#### [Instructions for the task]
Return all of the lines below exactly as they are.

[Extracted records]

☆ ☆ ☆

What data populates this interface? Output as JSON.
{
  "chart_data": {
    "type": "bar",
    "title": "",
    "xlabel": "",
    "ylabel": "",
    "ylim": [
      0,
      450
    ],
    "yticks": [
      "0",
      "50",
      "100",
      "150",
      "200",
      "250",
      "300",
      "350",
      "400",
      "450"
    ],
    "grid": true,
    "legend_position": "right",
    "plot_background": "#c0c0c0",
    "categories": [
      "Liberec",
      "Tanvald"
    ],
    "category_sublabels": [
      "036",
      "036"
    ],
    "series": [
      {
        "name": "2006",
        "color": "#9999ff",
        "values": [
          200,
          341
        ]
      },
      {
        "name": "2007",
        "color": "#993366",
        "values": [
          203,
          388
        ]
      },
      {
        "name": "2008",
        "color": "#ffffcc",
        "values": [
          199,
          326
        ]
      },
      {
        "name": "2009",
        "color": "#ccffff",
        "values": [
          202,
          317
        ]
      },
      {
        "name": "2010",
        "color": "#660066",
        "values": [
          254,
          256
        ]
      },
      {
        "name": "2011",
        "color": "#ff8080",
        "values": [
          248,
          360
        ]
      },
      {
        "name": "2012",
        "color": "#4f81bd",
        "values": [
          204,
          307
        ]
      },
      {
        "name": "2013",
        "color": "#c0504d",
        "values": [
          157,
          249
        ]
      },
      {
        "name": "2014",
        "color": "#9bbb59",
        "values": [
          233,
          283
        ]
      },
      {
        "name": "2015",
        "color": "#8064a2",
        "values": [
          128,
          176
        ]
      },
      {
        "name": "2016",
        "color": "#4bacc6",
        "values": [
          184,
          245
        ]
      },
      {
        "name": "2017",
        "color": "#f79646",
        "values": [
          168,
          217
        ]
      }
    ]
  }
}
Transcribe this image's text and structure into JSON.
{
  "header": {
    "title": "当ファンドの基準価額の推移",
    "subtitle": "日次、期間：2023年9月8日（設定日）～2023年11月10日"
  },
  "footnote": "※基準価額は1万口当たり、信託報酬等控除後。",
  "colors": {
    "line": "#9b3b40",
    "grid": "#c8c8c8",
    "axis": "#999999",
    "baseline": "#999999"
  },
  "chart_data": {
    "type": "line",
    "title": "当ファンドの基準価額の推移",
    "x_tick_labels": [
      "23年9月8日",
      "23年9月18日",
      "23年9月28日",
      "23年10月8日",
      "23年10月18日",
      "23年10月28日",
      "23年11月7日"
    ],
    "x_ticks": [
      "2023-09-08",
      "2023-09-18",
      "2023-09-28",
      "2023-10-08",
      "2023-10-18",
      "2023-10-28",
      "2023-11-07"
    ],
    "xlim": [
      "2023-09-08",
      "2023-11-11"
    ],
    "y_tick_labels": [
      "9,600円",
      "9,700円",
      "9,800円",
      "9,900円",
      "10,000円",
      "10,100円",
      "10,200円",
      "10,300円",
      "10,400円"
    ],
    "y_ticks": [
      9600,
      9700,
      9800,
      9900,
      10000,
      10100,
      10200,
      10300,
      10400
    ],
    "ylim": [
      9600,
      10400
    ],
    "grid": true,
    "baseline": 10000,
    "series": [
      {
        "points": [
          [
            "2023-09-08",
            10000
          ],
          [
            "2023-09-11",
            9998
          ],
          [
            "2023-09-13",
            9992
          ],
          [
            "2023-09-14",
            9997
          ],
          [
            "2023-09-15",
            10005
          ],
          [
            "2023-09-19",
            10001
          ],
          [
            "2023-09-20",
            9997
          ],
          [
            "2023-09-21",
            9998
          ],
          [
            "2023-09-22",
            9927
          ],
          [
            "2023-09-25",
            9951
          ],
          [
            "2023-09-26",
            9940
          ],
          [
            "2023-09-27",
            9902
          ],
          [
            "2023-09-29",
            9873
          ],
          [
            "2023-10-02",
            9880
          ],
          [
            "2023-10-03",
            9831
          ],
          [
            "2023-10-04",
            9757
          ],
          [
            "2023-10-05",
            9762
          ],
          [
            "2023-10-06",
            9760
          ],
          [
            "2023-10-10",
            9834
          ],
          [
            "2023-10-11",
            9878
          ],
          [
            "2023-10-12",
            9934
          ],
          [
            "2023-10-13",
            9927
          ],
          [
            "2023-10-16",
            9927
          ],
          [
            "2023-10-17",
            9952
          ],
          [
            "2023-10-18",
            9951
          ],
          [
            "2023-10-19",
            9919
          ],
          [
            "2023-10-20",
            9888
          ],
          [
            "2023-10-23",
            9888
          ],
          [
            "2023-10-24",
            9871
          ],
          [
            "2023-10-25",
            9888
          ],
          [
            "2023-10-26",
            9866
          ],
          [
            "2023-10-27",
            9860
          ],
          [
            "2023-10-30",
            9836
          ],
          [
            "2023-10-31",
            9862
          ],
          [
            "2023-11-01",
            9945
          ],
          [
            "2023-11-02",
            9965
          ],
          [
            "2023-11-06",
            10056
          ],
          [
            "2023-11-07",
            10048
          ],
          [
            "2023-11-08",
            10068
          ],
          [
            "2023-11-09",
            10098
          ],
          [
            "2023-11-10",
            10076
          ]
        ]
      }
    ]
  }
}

☆ ☆ ☆

#### [Output of the task]
What data populates this interface? Output as JSON.
{
  "chart_data": {
    "type": "bar",
    "title": "",
    "xlabel": "",
    "ylabel": "",
    "ylim": [
      0,
      450
    ],
    "yticks": [
      "0",
      "50",
      "100",
      "150",
      "200",
      "250",
      "300",
      "350",
      "400",
      "450"
    ],
    "grid": true,
    "legend_position": "right",
    "plot_background": "#c0c0c0",
    "categories": [
      "Liberec",
      "Tanvald"
    ],
    "category_sublabels": [
      "036",
      "036"
    ],
    "series": [
      {
        "name": "2006",
        "color": "#9999ff",
        "values": [
          200,
          341
        ]
      },
      {
        "name": "2007",
        "color": "#993366",
        "values": [
          203,
          388
        ]
      },
      {
        "name": "2008",
        "color": "#ffffcc",
        "values": [
          199,
          326
        ]
      },
      {
        "name": "2009",
        "color": "#ccffff",
        "values": [
          202,
          317
        ]
      },
      {
        "name": "2010",
        "color": "#660066",
        "values": [
          254,
          256
        ]
      },
      {
        "name": "2011",
        "color": "#ff8080",
        "values": [
          248,
          360
        ]
      },
      {
        "name": "2012",
        "color": "#4f81bd",
        "values": [
          204,
          307
        ]
      },
      {
        "name": "2013",
        "color": "#c0504d",
        "values": [
          157,
          249
        ]
      },
      {
        "name": "2014",
        "color": "#9bbb59",
        "values": [
          233,
          283
        ]
      },
      {
        "name": "2015",
        "color": "#8064a2",
        "values": [
          128,
          176
        ]
      },
      {
        "name": "2016",
        "color": "#4bacc6",
        "values": [
          184,
          245
        ]
      },
      {
        "name": "2017",
        "color": "#f79646",
        "values": [
          168,
          217
        ]
      }
    ]
  }
}
Transcribe this image's text and structure into JSON.
{
  "header": {
    "title": "当ファンドの基準価額の推移",
    "subtitle": "日次、期間：2023年9月8日（設定日）～2023年11月10日"
  },
  "footnote": "※基準価額は1万口当たり、信託報酬等控除後。",
  "colors": {
    "line": "#9b3b40",
    "grid": "#c8c8c8",
    "axis": "#999999",
    "baseline": "#999999"
  },
  "chart_data": {
    "type": "line",
    "title": "当ファンドの基準価額の推移",
    "x_tick_labels": [
      "23年9月8日",
      "23年9月18日",
      "23年9月28日",
      "23年10月8日",
      "23年10月18日",
      "23年10月28日",
      "23年11月7日"
    ],
    "x_ticks": [
      "2023-09-08",
      "2023-09-18",
      "2023-09-28",
      "2023-10-08",
      "2023-10-18",
      "2023-10-28",
      "2023-11-07"
    ],
    "xlim": [
      "2023-09-08",
      "2023-11-11"
    ],
    "y_tick_labels": [
      "9,600円",
      "9,700円",
      "9,800円",
      "9,900円",
      "10,000円",
      "10,100円",
      "10,200円",
      "10,300円",
      "10,400円"
    ],
    "y_ticks": [
      9600,
      9700,
      9800,
      9900,
      10000,
      10100,
      10200,
      10300,
      10400
    ],
    "ylim": [
      9600,
      10400
    ],
    "grid": true,
    "baseline": 10000,
    "series": [
      {
        "points": [
          [
            "2023-09-08",
            10000
          ],
          [
            "2023-09-11",
            9998
          ],
          [
            "2023-09-13",
            9992
          ],
          [
            "2023-09-14",
            9997
          ],
          [
            "2023-09-15",
            10005
          ],
          [
            "2023-09-19",
            10001
          ],
          [
            "2023-09-20",
            9997
          ],
          [
            "2023-09-21",
            9998
          ],
          [
            "2023-09-22",
            9927
          ],
          [
            "2023-09-25",
            9951
          ],
          [
            "2023-09-26",
            9940
          ],
          [
            "2023-09-27",
            9902
          ],
          [
            "2023-09-29",
            9873
          ],
          [
            "2023-10-02",
            9880
          ],
          [
            "2023-10-03",
            9831
          ],
          [
            "2023-10-04",
            9757
          ],
          [
            "2023-10-05",
            9762
          ],
          [
            "2023-10-06",
            9760
          ],
          [
            "2023-10-10",
            9834
          ],
          [
            "2023-10-11",
            9878
          ],
          [
            "2023-10-12",
            9934
          ],
          [
            "2023-10-13",
            9927
          ],
          [
            "2023-10-16",
            9927
          ],
          [
            "2023-10-17",
            9952
          ],
          [
            "2023-10-18",
            9951
          ],
          [
            "2023-10-19",
            9919
          ],
          [
            "2023-10-20",
            9888
          ],
          [
            "2023-10-23",
            9888
          ],
          [
            "2023-10-24",
            9871
          ],
          [
            "2023-10-25",
            9888
          ],
          [
            "2023-10-26",
            9866
          ],
          [
            "2023-10-27",
            9860
          ],
          [
            "2023-10-30",
            9836
          ],
          [
            "2023-10-31",
            9862
          ],
          [
            "2023-11-01",
            9945
          ],
          [
            "2023-11-02",
            9965
          ],
          [
            "2023-11-06",
            10056
          ],
          [
            "2023-11-07",
            10048
          ],
          [
            "2023-11-08",
            10068
          ],
          [
            "2023-11-09",
            10098
          ],
          [
            "2023-11-10",
            10076
          ]
        ]
      }
    ]
  }
}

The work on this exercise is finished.